In the material below, identify each line bearing the word "state". Reproduce those lines.

** BEGIN Provided data **

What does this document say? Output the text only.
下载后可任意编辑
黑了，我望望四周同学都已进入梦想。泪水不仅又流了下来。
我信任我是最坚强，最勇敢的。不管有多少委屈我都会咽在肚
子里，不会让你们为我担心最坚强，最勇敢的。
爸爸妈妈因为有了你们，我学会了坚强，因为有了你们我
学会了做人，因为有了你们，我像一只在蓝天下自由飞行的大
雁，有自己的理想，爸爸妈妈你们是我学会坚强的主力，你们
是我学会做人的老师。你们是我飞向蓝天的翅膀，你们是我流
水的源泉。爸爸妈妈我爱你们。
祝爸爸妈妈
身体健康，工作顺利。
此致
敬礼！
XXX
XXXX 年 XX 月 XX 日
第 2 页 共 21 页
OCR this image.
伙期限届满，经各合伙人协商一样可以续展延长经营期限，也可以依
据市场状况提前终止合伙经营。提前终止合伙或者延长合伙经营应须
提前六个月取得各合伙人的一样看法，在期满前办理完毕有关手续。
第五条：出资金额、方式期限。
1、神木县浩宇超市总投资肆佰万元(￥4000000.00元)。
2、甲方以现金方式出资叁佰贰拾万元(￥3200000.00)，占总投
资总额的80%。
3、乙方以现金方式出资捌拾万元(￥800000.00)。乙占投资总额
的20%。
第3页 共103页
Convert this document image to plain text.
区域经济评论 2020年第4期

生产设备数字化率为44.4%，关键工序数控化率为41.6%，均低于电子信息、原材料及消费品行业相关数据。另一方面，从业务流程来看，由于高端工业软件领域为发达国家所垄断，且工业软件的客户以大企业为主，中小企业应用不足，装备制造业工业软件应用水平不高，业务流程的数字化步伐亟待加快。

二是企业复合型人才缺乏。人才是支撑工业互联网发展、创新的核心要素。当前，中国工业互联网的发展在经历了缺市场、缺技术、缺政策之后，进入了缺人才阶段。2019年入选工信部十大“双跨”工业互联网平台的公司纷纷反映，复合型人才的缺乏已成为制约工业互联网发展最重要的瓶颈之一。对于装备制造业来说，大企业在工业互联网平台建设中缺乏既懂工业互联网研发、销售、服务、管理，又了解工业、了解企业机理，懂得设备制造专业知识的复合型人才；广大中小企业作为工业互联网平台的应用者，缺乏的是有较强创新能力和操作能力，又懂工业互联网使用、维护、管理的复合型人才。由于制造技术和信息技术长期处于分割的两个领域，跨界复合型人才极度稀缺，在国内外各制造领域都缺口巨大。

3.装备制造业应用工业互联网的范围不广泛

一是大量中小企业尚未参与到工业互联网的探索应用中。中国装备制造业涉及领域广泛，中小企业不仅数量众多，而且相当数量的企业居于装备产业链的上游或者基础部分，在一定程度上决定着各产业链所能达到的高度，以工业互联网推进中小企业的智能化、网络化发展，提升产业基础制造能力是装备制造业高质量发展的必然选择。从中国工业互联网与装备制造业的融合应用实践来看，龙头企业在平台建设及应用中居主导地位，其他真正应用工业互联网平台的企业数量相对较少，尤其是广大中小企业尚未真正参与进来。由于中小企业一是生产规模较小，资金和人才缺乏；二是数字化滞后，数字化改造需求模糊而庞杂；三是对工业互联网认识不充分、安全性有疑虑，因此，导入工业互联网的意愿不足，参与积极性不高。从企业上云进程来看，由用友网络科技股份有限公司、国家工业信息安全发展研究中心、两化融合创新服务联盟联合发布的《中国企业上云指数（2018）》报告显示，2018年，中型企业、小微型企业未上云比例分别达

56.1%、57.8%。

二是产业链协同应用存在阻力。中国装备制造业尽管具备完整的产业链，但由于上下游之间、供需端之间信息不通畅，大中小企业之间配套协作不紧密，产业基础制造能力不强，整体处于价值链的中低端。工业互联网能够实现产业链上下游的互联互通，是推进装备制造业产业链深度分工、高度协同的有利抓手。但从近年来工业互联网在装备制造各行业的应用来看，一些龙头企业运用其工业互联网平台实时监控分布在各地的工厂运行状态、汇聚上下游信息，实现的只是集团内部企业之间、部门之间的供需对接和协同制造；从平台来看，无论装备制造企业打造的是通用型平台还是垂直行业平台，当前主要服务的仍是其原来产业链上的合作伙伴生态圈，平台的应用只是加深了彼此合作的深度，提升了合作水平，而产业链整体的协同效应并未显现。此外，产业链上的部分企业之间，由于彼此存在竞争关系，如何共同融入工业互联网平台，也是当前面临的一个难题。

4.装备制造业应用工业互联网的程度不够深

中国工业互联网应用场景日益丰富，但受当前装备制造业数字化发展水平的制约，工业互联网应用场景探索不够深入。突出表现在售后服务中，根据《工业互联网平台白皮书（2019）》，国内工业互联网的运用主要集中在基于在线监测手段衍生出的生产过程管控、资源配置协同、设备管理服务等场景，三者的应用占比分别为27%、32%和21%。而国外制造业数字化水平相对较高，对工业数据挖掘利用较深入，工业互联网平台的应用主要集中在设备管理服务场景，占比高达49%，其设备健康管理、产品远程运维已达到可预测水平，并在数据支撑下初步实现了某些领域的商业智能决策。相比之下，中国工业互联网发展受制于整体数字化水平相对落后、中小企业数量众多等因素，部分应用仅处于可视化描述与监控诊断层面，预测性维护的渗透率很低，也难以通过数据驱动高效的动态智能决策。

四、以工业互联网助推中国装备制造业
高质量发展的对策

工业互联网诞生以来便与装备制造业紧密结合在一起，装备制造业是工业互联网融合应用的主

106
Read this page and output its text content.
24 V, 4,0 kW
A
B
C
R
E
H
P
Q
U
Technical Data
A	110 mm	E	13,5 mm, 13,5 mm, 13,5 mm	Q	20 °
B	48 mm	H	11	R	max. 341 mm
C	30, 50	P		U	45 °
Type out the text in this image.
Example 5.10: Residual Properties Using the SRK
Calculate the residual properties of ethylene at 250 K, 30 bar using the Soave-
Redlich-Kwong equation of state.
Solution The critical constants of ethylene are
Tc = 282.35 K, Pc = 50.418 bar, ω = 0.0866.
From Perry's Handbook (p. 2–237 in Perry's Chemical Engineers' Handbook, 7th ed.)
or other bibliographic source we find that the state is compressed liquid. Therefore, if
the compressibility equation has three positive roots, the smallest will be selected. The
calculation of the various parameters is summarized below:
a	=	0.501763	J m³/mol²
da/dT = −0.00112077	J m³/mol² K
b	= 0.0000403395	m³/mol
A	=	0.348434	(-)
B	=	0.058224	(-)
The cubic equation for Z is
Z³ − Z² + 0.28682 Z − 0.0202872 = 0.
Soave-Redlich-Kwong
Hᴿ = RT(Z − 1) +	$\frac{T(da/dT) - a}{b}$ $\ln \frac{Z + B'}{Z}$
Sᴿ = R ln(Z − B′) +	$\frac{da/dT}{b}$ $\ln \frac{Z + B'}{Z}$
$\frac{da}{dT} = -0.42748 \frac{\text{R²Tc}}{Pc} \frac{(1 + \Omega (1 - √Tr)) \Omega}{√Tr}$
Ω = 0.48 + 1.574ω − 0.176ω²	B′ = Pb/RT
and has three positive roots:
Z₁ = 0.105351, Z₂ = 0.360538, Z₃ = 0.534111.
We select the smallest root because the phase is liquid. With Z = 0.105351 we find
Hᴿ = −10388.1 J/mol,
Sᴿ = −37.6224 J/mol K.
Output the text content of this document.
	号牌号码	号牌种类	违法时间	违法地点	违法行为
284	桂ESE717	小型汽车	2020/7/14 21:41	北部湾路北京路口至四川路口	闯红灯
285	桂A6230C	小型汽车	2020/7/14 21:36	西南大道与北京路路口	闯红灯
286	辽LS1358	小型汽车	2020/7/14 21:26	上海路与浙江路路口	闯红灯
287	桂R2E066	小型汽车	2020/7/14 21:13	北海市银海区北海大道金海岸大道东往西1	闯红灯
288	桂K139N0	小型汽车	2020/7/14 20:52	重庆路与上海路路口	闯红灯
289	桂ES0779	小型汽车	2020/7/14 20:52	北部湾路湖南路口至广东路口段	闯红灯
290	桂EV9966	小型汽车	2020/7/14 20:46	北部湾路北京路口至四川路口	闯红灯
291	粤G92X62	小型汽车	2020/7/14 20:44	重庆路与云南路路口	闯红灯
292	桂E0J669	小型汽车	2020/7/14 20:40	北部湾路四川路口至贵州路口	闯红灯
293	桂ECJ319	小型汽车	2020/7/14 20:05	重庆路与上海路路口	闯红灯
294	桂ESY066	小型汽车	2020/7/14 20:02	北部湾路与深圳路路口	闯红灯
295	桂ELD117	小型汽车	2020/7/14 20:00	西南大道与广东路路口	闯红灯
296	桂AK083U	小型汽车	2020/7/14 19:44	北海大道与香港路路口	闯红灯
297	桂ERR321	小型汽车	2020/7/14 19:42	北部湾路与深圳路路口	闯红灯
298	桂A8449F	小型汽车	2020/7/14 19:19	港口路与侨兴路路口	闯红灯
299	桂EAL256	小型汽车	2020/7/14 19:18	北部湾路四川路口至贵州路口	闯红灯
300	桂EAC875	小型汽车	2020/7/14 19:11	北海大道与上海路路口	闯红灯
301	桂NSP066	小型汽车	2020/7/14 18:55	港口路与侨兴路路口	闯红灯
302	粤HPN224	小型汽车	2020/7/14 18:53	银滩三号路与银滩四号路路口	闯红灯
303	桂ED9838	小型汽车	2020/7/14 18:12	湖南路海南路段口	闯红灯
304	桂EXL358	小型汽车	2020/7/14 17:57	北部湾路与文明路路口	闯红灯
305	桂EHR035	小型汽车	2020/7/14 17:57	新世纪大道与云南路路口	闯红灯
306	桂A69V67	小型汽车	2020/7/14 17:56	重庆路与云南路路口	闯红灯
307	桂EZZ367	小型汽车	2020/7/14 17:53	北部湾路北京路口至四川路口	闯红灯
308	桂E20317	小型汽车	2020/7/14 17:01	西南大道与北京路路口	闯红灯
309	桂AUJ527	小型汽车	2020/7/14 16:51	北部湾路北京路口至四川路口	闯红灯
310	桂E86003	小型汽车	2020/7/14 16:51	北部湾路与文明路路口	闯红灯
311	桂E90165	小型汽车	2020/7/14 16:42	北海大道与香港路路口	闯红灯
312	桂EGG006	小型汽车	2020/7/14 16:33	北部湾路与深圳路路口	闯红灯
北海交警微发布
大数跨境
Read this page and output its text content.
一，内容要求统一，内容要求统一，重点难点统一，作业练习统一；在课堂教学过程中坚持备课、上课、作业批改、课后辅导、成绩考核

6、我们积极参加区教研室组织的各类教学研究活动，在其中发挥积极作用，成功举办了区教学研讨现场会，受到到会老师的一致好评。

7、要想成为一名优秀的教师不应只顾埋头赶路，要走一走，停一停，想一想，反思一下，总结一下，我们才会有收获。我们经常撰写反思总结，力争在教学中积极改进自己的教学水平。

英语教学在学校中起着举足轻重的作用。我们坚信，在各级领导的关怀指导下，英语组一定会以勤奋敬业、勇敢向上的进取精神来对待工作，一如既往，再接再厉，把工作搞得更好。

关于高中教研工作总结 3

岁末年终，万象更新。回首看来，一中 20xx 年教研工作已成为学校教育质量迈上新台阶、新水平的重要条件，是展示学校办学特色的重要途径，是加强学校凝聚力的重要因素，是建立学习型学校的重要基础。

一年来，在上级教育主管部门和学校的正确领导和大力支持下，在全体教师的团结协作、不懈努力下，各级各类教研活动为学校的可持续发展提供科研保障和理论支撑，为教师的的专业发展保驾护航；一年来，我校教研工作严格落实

** END Provided data **

▶ **Finished exercise**:
Redlich-Kwong equation of state.
or other bibliographic source we find that the state is compressed liquid. Therefore, if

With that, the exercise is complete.